REQUIREMENT -
Reproduce the material from the line containing "190, 739, 196]" to the line containing "196, 732, 202]", substituting "Period" for every occurrence of "Periode" and leaving all else unchanged. Give only those lines.

EXERCISE MATERIAL -
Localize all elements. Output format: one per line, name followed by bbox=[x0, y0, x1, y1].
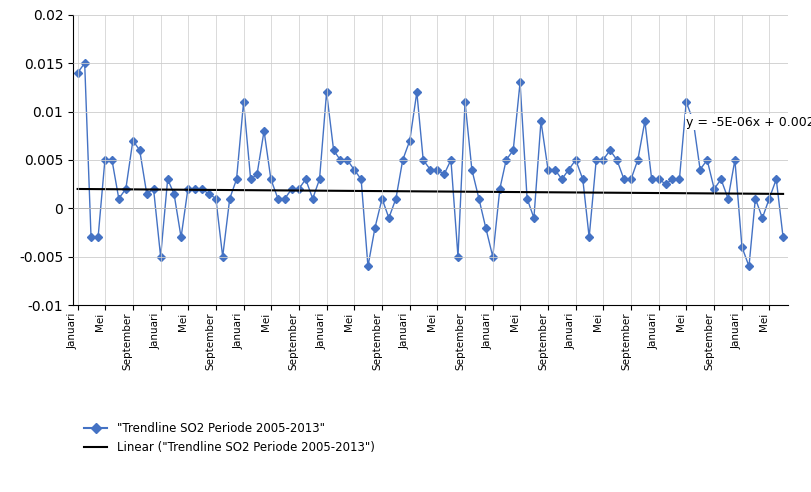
Linear ("Trendline SO2 Periode 2005-2013") bbox=[729, 190, 739, 196]
Linear ("Trendline SO2 Periode 2005-2013") bbox=[777, 191, 787, 197]
"Trendline SO2 Periode 2005-2013" bbox=[363, 263, 372, 269]
"Trendline SO2 Periode 2005-2013" bbox=[272, 196, 282, 202]
"Trendline SO2 Periode 2005-2013" bbox=[709, 186, 719, 192]
Linear ("Trendline SO2 Periode 2005-2013") bbox=[73, 186, 83, 192]
"Trendline SO2 Periode 2005-2013" bbox=[79, 60, 89, 66]
Linear ("Trendline SO2 Periode 2005-2013") bbox=[480, 189, 490, 195]
Line: Linear ("Trendline SO2 Periode 2005-2013"): Linear ("Trendline SO2 Periode 2005-2013… bbox=[78, 189, 782, 194]
Linear ("Trendline SO2 Periode 2005-2013") bbox=[709, 190, 719, 196]
Line: "Trendline SO2 Periode 2005-2013": "Trendline SO2 Periode 2005-2013" bbox=[75, 61, 785, 269]
Linear ("Trendline SO2 Periode 2005-2013") bbox=[694, 190, 704, 196]
"Trendline SO2 Periode 2005-2013" bbox=[495, 186, 504, 192]
Legend: "Trendline SO2 Periode 2005-2013", Linear ("Trendline SO2 Periode 2005-2013"): "Trendline SO2 Periode 2005-2013", Linea… bbox=[79, 417, 379, 459]
Text: y = -5E-06x + 0.002: y = -5E-06x + 0.002 bbox=[685, 116, 811, 128]
"Trendline SO2 Periode 2005-2013" bbox=[729, 157, 739, 163]
Linear ("Trendline SO2 Periode 2005-2013") bbox=[715, 190, 725, 196]
"Trendline SO2 Periode 2005-2013" bbox=[73, 70, 83, 76]
Linear ("Trendline SO2 Periode 2005-2013") bbox=[266, 187, 276, 193]
"Trendline SO2 Periode 2005-2013" bbox=[723, 196, 732, 202]
"Trendline SO2 Periode 2005-2013" bbox=[743, 263, 753, 269]
"Trendline SO2 Periode 2005-2013" bbox=[777, 234, 787, 240]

SOLUTION FOR THIS PROBLEM -
Linear ("Trendline SO2 Period 2005-2013") bbox=[729, 190, 739, 196]
Linear ("Trendline SO2 Period 2005-2013") bbox=[777, 191, 787, 197]
"Trendline SO2 Period 2005-2013" bbox=[363, 263, 372, 269]
"Trendline SO2 Period 2005-2013" bbox=[272, 196, 282, 202]
"Trendline SO2 Period 2005-2013" bbox=[709, 186, 719, 192]
Linear ("Trendline SO2 Period 2005-2013") bbox=[73, 186, 83, 192]
"Trendline SO2 Period 2005-2013" bbox=[79, 60, 89, 66]
Linear ("Trendline SO2 Period 2005-2013") bbox=[480, 189, 490, 195]
Line: Linear ("Trendline SO2 Period 2005-2013"): Linear ("Trendline SO2 Period 2005-2013… bbox=[78, 189, 782, 194]
Linear ("Trendline SO2 Period 2005-2013") bbox=[709, 190, 719, 196]
Line: "Trendline SO2 Period 2005-2013": "Trendline SO2 Period 2005-2013" bbox=[75, 61, 785, 269]
Linear ("Trendline SO2 Period 2005-2013") bbox=[694, 190, 704, 196]
"Trendline SO2 Period 2005-2013" bbox=[495, 186, 504, 192]
Legend: "Trendline SO2 Period 2005-2013", Linear ("Trendline SO2 Period 2005-2013"): "Trendline SO2 Period 2005-2013", Linea… bbox=[79, 417, 379, 459]
Text: y = -5E-06x + 0.002: y = -5E-06x + 0.002 bbox=[685, 116, 811, 128]
"Trendline SO2 Period 2005-2013" bbox=[729, 157, 739, 163]
Linear ("Trendline SO2 Period 2005-2013") bbox=[715, 190, 725, 196]
"Trendline SO2 Period 2005-2013" bbox=[73, 70, 83, 76]
Linear ("Trendline SO2 Period 2005-2013") bbox=[266, 187, 276, 193]
"Trendline SO2 Period 2005-2013" bbox=[723, 196, 732, 202]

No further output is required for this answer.